Problem requirements:
Copy the lines that follow, keeping every character the same.

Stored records
—————

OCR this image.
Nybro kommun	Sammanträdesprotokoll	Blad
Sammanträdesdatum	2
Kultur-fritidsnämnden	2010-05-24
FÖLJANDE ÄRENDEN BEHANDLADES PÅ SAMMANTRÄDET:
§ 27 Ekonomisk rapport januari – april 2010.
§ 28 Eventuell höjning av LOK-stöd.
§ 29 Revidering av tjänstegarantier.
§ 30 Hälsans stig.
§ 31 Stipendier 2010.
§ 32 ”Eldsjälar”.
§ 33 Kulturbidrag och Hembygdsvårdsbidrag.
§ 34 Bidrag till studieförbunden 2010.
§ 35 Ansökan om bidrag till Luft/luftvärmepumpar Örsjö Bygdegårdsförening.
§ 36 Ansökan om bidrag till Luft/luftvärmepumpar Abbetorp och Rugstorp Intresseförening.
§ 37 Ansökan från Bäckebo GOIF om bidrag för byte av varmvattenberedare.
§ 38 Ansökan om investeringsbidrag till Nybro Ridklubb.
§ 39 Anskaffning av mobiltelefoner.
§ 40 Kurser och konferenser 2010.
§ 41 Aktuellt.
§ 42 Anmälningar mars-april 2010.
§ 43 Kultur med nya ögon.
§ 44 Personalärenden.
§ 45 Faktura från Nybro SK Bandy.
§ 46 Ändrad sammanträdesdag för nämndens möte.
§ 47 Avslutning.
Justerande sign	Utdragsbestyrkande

—————

Answer:
OCR this image.
Nybro kommun	Sammanträdesprotokoll	Blad
Sammanträdesdatum	2
Kultur-fritidsnämnden	2010-05-24
FÖLJANDE ÄRENDEN BEHANDLADES PÅ SAMMANTRÄDET:
§ 27 Ekonomisk rapport januari – april 2010.
§ 28 Eventuell höjning av LOK-stöd.
§ 29 Revidering av tjänstegarantier.
§ 30 Hälsans stig.
§ 31 Stipendier 2010.
§ 32 ”Eldsjälar”.
§ 33 Kulturbidrag och Hembygdsvårdsbidrag.
§ 34 Bidrag till studieförbunden 2010.
§ 35 Ansökan om bidrag till Luft/luftvärmepumpar Örsjö Bygdegårdsförening.
§ 36 Ansökan om bidrag till Luft/luftvärmepumpar Abbetorp och Rugstorp Intresseförening.
§ 37 Ansökan från Bäckebo GOIF om bidrag för byte av varmvattenberedare.
§ 38 Ansökan om investeringsbidrag till Nybro Ridklubb.
§ 39 Anskaffning av mobiltelefoner.
§ 40 Kurser och konferenser 2010.
§ 41 Aktuellt.
§ 42 Anmälningar mars-april 2010.
§ 43 Kultur med nya ögon.
§ 44 Personalärenden.
§ 45 Faktura från Nybro SK Bandy.
§ 46 Ändrad sammanträdesdag för nämndens möte.
§ 47 Avslutning.
Justerande sign	Utdragsbestyrkande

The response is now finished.